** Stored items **

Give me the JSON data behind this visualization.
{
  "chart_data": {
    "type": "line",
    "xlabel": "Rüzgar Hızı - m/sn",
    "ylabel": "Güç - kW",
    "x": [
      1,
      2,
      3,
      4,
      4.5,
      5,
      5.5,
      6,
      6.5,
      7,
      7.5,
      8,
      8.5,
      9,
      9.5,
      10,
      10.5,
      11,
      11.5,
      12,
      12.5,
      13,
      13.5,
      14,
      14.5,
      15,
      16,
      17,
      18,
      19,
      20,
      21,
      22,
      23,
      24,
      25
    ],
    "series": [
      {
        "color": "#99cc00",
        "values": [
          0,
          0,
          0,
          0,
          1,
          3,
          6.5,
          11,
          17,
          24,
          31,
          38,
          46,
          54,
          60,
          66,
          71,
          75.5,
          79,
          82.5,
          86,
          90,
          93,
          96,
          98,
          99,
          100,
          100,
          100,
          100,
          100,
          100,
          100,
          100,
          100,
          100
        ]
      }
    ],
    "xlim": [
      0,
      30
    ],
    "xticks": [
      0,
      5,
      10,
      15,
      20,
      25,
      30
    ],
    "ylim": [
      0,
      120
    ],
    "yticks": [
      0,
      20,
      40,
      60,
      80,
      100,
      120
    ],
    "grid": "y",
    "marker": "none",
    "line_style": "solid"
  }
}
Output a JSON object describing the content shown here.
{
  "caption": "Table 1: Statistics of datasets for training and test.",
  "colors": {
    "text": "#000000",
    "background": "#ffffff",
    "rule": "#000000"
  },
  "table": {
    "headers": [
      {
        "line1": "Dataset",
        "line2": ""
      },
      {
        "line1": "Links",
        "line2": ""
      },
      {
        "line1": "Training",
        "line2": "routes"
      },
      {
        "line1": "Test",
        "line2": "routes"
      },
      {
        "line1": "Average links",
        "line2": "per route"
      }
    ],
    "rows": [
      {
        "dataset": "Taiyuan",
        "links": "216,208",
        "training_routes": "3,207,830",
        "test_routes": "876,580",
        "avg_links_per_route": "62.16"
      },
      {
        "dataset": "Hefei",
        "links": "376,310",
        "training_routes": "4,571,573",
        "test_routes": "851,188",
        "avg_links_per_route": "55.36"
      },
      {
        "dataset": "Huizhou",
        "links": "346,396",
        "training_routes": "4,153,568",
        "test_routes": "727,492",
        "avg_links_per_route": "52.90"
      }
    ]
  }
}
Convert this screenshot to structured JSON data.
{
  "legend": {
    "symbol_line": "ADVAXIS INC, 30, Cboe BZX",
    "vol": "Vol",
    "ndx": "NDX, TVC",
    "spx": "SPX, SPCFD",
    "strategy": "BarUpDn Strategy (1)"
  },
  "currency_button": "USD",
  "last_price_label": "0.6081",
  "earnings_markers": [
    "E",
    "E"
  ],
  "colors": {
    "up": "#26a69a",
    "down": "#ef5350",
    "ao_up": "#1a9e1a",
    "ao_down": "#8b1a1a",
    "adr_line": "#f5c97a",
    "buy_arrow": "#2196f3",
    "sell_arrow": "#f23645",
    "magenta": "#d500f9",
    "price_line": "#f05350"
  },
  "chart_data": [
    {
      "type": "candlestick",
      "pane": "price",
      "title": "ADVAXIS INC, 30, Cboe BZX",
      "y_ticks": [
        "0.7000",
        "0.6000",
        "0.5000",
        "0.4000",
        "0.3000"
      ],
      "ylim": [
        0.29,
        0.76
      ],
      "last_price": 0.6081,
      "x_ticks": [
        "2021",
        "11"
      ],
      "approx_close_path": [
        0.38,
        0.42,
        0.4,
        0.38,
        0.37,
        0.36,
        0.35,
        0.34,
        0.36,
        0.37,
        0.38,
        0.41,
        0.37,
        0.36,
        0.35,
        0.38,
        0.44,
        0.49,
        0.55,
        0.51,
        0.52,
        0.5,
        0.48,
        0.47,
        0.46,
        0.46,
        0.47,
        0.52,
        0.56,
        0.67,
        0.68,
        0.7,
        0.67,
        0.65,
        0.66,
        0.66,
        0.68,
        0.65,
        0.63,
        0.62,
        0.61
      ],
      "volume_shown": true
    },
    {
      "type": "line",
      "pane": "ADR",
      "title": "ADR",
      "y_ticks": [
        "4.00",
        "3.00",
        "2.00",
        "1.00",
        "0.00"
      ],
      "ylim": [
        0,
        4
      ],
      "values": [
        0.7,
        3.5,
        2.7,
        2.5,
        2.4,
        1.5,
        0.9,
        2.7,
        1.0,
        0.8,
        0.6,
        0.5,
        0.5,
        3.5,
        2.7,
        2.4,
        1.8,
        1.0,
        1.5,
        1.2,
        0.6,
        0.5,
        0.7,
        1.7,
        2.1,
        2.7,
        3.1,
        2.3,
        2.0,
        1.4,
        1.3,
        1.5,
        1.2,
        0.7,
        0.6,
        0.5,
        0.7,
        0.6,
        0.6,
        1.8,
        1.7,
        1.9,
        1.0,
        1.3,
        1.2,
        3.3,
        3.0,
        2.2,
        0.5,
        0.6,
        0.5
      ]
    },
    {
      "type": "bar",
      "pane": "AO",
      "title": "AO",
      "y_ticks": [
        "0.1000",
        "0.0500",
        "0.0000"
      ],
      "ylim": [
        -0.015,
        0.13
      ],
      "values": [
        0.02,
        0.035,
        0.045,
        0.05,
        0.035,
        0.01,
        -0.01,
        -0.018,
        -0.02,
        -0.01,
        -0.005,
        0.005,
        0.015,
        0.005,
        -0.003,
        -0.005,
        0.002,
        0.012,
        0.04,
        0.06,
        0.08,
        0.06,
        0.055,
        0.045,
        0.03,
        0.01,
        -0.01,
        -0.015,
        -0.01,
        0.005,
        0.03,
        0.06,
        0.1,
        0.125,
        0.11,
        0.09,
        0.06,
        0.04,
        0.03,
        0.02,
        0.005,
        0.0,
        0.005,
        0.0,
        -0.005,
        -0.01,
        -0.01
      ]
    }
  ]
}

** DIRECTIONS FOR THIS TASK **
Write out the full set of records exactly as given.

** EXERCISE RESULT **
Give me the JSON data behind this visualization.
{
  "chart_data": {
    "type": "line",
    "xlabel": "Rüzgar Hızı - m/sn",
    "ylabel": "Güç - kW",
    "x": [
      1,
      2,
      3,
      4,
      4.5,
      5,
      5.5,
      6,
      6.5,
      7,
      7.5,
      8,
      8.5,
      9,
      9.5,
      10,
      10.5,
      11,
      11.5,
      12,
      12.5,
      13,
      13.5,
      14,
      14.5,
      15,
      16,
      17,
      18,
      19,
      20,
      21,
      22,
      23,
      24,
      25
    ],
    "series": [
      {
        "color": "#99cc00",
        "values": [
          0,
          0,
          0,
          0,
          1,
          3,
          6.5,
          11,
          17,
          24,
          31,
          38,
          46,
          54,
          60,
          66,
          71,
          75.5,
          79,
          82.5,
          86,
          90,
          93,
          96,
          98,
          99,
          100,
          100,
          100,
          100,
          100,
          100,
          100,
          100,
          100,
          100
        ]
      }
    ],
    "xlim": [
      0,
      30
    ],
    "xticks": [
      0,
      5,
      10,
      15,
      20,
      25,
      30
    ],
    "ylim": [
      0,
      120
    ],
    "yticks": [
      0,
      20,
      40,
      60,
      80,
      100,
      120
    ],
    "grid": "y",
    "marker": "none",
    "line_style": "solid"
  }
}
Output a JSON object describing the content shown here.
{
  "caption": "Table 1: Statistics of datasets for training and test.",
  "colors": {
    "text": "#000000",
    "background": "#ffffff",
    "rule": "#000000"
  },
  "table": {
    "headers": [
      {
        "line1": "Dataset",
        "line2": ""
      },
      {
        "line1": "Links",
        "line2": ""
      },
      {
        "line1": "Training",
        "line2": "routes"
      },
      {
        "line1": "Test",
        "line2": "routes"
      },
      {
        "line1": "Average links",
        "line2": "per route"
      }
    ],
    "rows": [
      {
        "dataset": "Taiyuan",
        "links": "216,208",
        "training_routes": "3,207,830",
        "test_routes": "876,580",
        "avg_links_per_route": "62.16"
      },
      {
        "dataset": "Hefei",
        "links": "376,310",
        "training_routes": "4,571,573",
        "test_routes": "851,188",
        "avg_links_per_route": "55.36"
      },
      {
        "dataset": "Huizhou",
        "links": "346,396",
        "training_routes": "4,153,568",
        "test_routes": "727,492",
        "avg_links_per_route": "52.90"
      }
    ]
  }
}
Convert this screenshot to structured JSON data.
{
  "legend": {
    "symbol_line": "ADVAXIS INC, 30, Cboe BZX",
    "vol": "Vol",
    "ndx": "NDX, TVC",
    "spx": "SPX, SPCFD",
    "strategy": "BarUpDn Strategy (1)"
  },
  "currency_button": "USD",
  "last_price_label": "0.6081",
  "earnings_markers": [
    "E",
    "E"
  ],
  "colors": {
    "up": "#26a69a",
    "down": "#ef5350",
    "ao_up": "#1a9e1a",
    "ao_down": "#8b1a1a",
    "adr_line": "#f5c97a",
    "buy_arrow": "#2196f3",
    "sell_arrow": "#f23645",
    "magenta": "#d500f9",
    "price_line": "#f05350"
  },
  "chart_data": [
    {
      "type": "candlestick",
      "pane": "price",
      "title": "ADVAXIS INC, 30, Cboe BZX",
      "y_ticks": [
        "0.7000",
        "0.6000",
        "0.5000",
        "0.4000",
        "0.3000"
      ],
      "ylim": [
        0.29,
        0.76
      ],
      "last_price": 0.6081,
      "x_ticks": [
        "2021",
        "11"
      ],
      "approx_close_path": [
        0.38,
        0.42,
        0.4,
        0.38,
        0.37,
        0.36,
        0.35,
        0.34,
        0.36,
        0.37,
        0.38,
        0.41,
        0.37,
        0.36,
        0.35,
        0.38,
        0.44,
        0.49,
        0.55,
        0.51,
        0.52,
        0.5,
        0.48,
        0.47,
        0.46,
        0.46,
        0.47,
        0.52,
        0.56,
        0.67,
        0.68,
        0.7,
        0.67,
        0.65,
        0.66,
        0.66,
        0.68,
        0.65,
        0.63,
        0.62,
        0.61
      ],
      "volume_shown": true
    },
    {
      "type": "line",
      "pane": "ADR",
      "title": "ADR",
      "y_ticks": [
        "4.00",
        "3.00",
        "2.00",
        "1.00",
        "0.00"
      ],
      "ylim": [
        0,
        4
      ],
      "values": [
        0.7,
        3.5,
        2.7,
        2.5,
        2.4,
        1.5,
        0.9,
        2.7,
        1.0,
        0.8,
        0.6,
        0.5,
        0.5,
        3.5,
        2.7,
        2.4,
        1.8,
        1.0,
        1.5,
        1.2,
        0.6,
        0.5,
        0.7,
        1.7,
        2.1,
        2.7,
        3.1,
        2.3,
        2.0,
        1.4,
        1.3,
        1.5,
        1.2,
        0.7,
        0.6,
        0.5,
        0.7,
        0.6,
        0.6,
        1.8,
        1.7,
        1.9,
        1.0,
        1.3,
        1.2,
        3.3,
        3.0,
        2.2,
        0.5,
        0.6,
        0.5
      ]
    },
    {
      "type": "bar",
      "pane": "AO",
      "title": "AO",
      "y_ticks": [
        "0.1000",
        "0.0500",
        "0.0000"
      ],
      "ylim": [
        -0.015,
        0.13
      ],
      "values": [
        0.02,
        0.035,
        0.045,
        0.05,
        0.035,
        0.01,
        -0.01,
        -0.018,
        -0.02,
        -0.01,
        -0.005,
        0.005,
        0.015,
        0.005,
        -0.003,
        -0.005,
        0.002,
        0.012,
        0.04,
        0.06,
        0.08,
        0.06,
        0.055,
        0.045,
        0.03,
        0.01,
        -0.01,
        -0.015,
        -0.01,
        0.005,
        0.03,
        0.06,
        0.1,
        0.125,
        0.11,
        0.09,
        0.06,
        0.04,
        0.03,
        0.02,
        0.005,
        0.0,
        0.005,
        0.0,
        -0.005,
        -0.01,
        -0.01
      ]
    }
  ]
}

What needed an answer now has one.